● **Your instructions**: Below are records; print only the lines from the line containing "What does this" to the end, both included, reproduced exactly and without the pictures.

===============

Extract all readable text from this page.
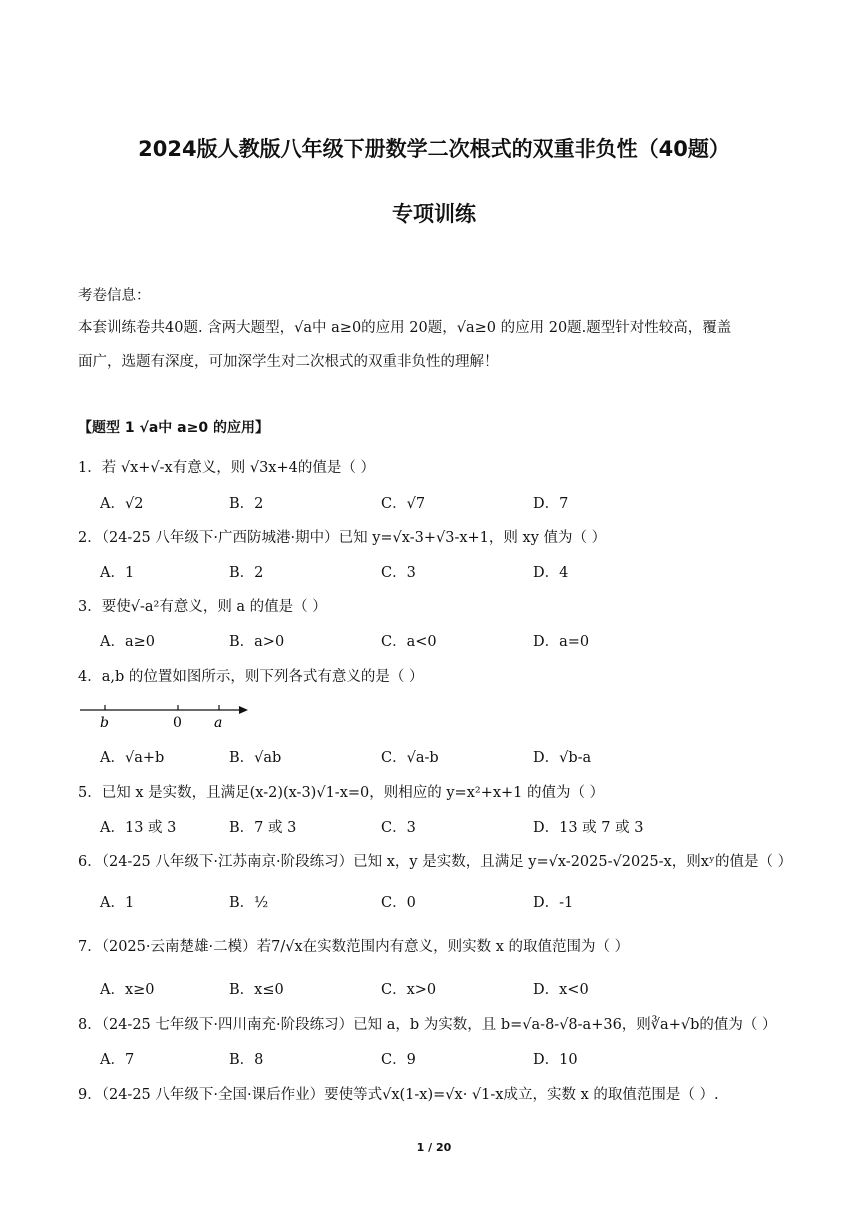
2024版人教版八年级下册数学二次根式的双重非负性（40题）
专项训练
考卷信息：
本套训练卷共40题. 含两大题型，√a中 a≥0的应用 20题，√a≥0 的应用 20题.题型针对性较高，覆盖
面广，选题有深度，可加深学生对二次根式的双重非负性的理解！
【题型 1 √a中 a≥0 的应用】
1．若 √x+√-x有意义，则 √3x+4的值是（ ）
A．√2	B．2	C．√7	D．7
2．（24-25 八年级下·广西防城港·期中）已知 y=√x-3+√3-x+1，则 xy 值为（ ）
A．1	B．2	C．3	D．4
3．要使√-a²有意义，则 a 的值是（ ）
A．a≥0	B．a>0	C．a<0	D．a=0
4．a,b 的位置如图所示，则下列各式有意义的是（ ）
b	0 a
A．√a+b	B．√ab	C．√a-b	D．√b-a
5．已知 x 是实数，且满足(x-2)(x-3)√1-x=0，则相应的 y=x²+x+1 的值为（ ）
A．13 或 3	B．7 或 3	C．3	D．13 或 7 或 3
6．（24-25 八年级下·江苏南京·阶段练习）已知 x，y 是实数，且满足 y=√x-2025-√2025-x，则xʸ的值是（ ）
A．1	B．½	C．0	D．-1
7．（2025·云南楚雄·二模）若7/√x在实数范围内有意义，则实数 x 的取值范围为（ ）
A．x≥0	B．x≤0	C．x>0	D．x<0
8．（24-25 七年级下·四川南充·阶段练习）已知 a，b 为实数，且 b=√a-8-√8-a+36，则∛a+√b的值为（ ）
A．7	B．8	C．9	D．10
9．（24-25 八年级下·全国·课后作业）要使等式√x(1-x)=√x· √1-x成立，实数 x 的取值范围是（ ）.
1 / 20
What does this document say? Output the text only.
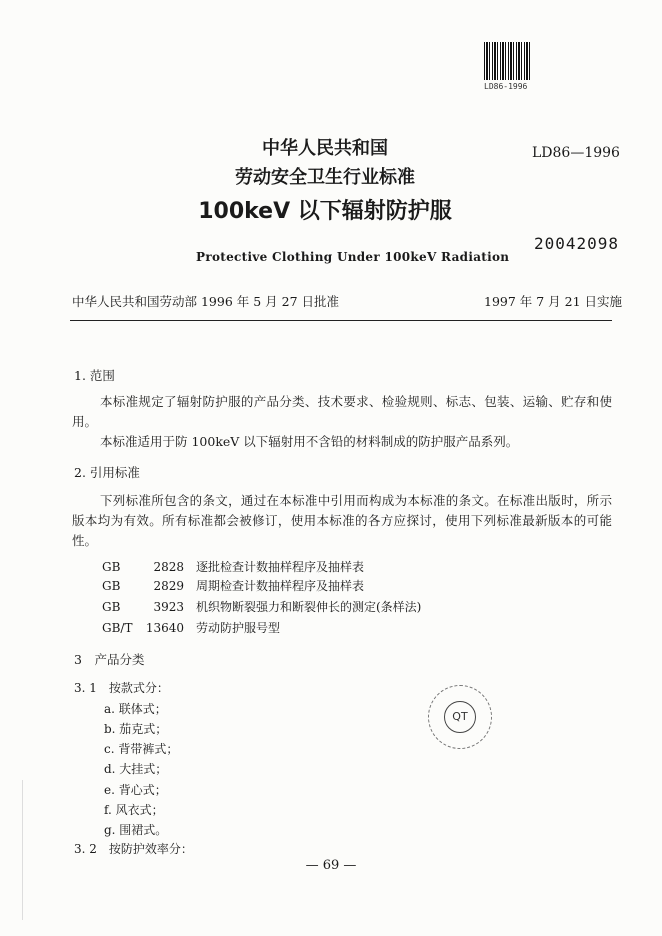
LD86-1996
中华人民共和国
劳动安全卫生行业标准
100keV 以下辐射防护服
LD86—1996
20042098
Protective Clothing Under 100keV Radiation
中华人民共和国劳动部 1996 年 5 月 27 日批准	1997 年 7 月 21 日实施
1. 范围
本标准规定了辐射防护服的产品分类、技术要求、检验规则、标志、包装、运输、贮存和使用。
本标准适用于防 100keV 以下辐射用不含铅的材料制成的防护服产品系列。
2. 引用标准
下列标准所包含的条文，通过在本标准中引用而构成为本标准的条文。在标准出版时，所示版本均为有效。所有标准都会被修订，使用本标准的各方应探讨，使用下列标准最新版本的可能性。
GB	2828 逐批检查计数抽样程序及抽样表
GB	2829 周期检查计数抽样程序及抽样表
GB	3923 机织物断裂强力和断裂伸长的测定(条样法)
GB/T 13640 劳动防护服号型
3　产品分类
3. 1　按款式分：
a. 联体式；
b. 茄克式；
c. 背带裤式；
d. 大挂式；
e. 背心式；
f. 风衣式；
g. 围裙式。
3. 2　按防护效率分：
QT
— 69 —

===============

● **The answer**:
What does this document say? Output the text only.
LD86-1996
中华人民共和国
劳动安全卫生行业标准
100keV 以下辐射防护服
LD86—1996
20042098
Protective Clothing Under 100keV Radiation
中华人民共和国劳动部 1996 年 5 月 27 日批准	1997 年 7 月 21 日实施
1. 范围
本标准规定了辐射防护服的产品分类、技术要求、检验规则、标志、包装、运输、贮存和使用。
本标准适用于防 100keV 以下辐射用不含铅的材料制成的防护服产品系列。
2. 引用标准
下列标准所包含的条文，通过在本标准中引用而构成为本标准的条文。在标准出版时，所示版本均为有效。所有标准都会被修订，使用本标准的各方应探讨，使用下列标准最新版本的可能性。
GB	2828 逐批检查计数抽样程序及抽样表
GB	2829 周期检查计数抽样程序及抽样表
GB	3923 机织物断裂强力和断裂伸长的测定(条样法)
GB/T 13640 劳动防护服号型
3　产品分类
3. 1　按款式分：
a. 联体式；
b. 茄克式；
c. 背带裤式；
d. 大挂式；
e. 背心式；
f. 风衣式；
g. 围裙式。
3. 2　按防护效率分：
QT
— 69 —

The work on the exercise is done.